● TASK OBJECTIVE: Copy out each line below that has the word "reputation" in it.

** start DATA EXTRACT **

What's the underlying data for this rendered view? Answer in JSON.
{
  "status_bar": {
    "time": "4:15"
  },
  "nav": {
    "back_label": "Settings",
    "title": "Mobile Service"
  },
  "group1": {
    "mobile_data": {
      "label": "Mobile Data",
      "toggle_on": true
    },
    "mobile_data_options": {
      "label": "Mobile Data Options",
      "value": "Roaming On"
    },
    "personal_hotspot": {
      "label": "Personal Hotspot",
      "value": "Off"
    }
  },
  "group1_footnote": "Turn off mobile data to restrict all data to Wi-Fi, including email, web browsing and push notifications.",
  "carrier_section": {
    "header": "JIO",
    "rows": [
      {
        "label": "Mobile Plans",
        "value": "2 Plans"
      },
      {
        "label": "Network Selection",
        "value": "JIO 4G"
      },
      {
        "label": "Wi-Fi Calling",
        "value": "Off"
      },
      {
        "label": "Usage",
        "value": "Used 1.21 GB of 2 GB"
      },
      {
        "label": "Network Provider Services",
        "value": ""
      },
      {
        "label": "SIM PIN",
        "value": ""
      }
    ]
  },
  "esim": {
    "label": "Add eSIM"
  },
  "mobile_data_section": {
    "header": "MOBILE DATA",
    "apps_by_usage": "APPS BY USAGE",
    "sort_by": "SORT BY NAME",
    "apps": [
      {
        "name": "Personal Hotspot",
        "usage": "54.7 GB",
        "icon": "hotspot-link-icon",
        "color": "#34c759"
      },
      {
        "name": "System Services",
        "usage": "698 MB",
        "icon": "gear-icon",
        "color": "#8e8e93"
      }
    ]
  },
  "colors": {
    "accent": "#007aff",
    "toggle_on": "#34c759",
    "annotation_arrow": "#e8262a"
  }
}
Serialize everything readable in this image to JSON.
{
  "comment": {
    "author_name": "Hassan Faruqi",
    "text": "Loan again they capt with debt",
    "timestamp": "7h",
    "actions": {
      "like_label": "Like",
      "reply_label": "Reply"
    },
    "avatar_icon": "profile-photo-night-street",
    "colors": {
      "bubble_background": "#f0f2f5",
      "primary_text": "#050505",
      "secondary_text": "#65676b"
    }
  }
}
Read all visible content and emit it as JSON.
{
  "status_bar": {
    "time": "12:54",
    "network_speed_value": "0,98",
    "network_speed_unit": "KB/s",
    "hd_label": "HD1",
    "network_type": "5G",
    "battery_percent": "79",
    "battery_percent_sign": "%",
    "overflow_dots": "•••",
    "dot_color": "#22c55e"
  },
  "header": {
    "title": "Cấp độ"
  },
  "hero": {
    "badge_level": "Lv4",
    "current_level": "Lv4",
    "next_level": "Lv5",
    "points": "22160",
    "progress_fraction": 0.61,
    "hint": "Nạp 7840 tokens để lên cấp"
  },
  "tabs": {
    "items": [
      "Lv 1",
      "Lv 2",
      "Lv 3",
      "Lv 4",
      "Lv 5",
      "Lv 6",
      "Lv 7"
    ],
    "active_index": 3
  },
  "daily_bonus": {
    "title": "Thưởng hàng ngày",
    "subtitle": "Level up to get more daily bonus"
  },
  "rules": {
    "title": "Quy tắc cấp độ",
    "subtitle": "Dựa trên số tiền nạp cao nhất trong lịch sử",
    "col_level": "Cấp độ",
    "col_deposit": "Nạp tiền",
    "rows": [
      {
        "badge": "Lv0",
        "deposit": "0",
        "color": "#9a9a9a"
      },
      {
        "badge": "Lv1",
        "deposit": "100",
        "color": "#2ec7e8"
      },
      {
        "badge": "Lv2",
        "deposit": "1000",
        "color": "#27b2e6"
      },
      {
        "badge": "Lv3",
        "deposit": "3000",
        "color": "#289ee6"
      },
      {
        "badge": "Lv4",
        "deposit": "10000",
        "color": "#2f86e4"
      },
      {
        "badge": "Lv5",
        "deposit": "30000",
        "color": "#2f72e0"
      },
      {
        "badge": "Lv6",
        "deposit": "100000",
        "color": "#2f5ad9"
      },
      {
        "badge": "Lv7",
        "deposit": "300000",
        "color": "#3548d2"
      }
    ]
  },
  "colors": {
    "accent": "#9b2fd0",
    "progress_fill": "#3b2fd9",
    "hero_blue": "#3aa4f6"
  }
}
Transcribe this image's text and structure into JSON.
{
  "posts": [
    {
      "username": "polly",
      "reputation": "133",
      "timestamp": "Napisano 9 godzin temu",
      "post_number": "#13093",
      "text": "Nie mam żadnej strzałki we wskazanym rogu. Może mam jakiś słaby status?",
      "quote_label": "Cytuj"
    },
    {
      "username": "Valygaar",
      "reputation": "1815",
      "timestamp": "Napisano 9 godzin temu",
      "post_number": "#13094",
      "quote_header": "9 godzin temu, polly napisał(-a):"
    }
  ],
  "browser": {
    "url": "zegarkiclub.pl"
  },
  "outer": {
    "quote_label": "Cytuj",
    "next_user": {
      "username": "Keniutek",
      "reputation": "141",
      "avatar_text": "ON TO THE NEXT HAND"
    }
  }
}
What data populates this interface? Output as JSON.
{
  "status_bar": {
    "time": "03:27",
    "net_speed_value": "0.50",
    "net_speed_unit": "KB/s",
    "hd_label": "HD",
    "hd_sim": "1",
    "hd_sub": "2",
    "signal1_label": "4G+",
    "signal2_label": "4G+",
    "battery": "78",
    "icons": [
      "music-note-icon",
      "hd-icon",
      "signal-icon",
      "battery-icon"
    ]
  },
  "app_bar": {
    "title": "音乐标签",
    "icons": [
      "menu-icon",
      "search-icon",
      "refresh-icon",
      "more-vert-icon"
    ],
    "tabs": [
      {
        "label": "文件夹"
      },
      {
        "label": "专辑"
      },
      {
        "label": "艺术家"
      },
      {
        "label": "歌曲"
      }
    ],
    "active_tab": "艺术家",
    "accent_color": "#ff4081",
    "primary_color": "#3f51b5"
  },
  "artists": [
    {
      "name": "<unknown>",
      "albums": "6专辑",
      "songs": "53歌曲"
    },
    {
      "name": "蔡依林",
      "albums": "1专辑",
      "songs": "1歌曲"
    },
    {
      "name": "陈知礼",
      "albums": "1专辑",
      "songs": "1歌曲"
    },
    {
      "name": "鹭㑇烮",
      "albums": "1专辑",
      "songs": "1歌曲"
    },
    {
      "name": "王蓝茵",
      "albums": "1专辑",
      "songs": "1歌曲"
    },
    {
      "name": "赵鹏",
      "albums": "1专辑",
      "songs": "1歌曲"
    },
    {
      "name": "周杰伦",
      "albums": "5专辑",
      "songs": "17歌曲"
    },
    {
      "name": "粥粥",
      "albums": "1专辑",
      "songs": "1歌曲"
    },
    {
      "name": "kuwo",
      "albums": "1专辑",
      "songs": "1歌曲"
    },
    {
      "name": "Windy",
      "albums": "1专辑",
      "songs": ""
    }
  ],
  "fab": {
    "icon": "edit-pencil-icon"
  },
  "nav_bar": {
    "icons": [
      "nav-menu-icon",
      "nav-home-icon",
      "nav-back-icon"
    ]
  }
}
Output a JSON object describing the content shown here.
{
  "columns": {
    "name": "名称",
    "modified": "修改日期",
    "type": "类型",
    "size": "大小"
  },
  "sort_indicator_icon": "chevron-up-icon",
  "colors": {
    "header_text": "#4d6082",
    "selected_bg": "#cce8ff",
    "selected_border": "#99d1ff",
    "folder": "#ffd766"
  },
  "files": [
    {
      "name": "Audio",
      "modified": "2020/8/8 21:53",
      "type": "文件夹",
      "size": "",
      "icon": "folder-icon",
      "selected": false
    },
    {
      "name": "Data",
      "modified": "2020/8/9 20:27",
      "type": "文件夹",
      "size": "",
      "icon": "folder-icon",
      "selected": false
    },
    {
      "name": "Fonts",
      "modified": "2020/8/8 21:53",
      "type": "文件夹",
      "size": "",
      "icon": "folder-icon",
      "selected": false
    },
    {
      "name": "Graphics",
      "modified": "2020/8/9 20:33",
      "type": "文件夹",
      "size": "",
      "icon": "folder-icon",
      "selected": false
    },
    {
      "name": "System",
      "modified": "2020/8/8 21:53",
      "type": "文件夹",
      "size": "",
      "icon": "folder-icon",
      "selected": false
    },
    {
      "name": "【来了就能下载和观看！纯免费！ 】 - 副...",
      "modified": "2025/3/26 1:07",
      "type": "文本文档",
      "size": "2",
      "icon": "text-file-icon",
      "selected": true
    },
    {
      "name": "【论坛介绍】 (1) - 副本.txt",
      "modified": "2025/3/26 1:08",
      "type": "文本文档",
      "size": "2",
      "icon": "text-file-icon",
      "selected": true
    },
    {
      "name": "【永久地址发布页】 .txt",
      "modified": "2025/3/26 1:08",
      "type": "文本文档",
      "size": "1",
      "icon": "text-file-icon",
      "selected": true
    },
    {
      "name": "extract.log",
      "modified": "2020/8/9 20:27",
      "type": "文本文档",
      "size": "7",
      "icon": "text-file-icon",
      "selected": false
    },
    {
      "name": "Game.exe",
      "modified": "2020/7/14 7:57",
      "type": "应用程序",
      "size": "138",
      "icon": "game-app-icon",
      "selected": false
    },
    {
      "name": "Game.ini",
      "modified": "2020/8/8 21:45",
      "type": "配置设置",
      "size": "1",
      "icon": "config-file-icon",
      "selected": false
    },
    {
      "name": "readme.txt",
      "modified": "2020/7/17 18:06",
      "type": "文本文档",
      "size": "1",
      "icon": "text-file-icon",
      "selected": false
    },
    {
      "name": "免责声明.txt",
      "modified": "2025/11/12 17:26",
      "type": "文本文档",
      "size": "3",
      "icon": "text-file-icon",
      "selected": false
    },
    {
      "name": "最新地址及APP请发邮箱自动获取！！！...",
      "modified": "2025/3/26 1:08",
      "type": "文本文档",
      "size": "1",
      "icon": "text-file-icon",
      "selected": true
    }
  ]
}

** end DATA EXTRACT **

● RESPONSE TO THE TASK:
      "reputation": "133",
      "reputation": "1815",
      "reputation": "141",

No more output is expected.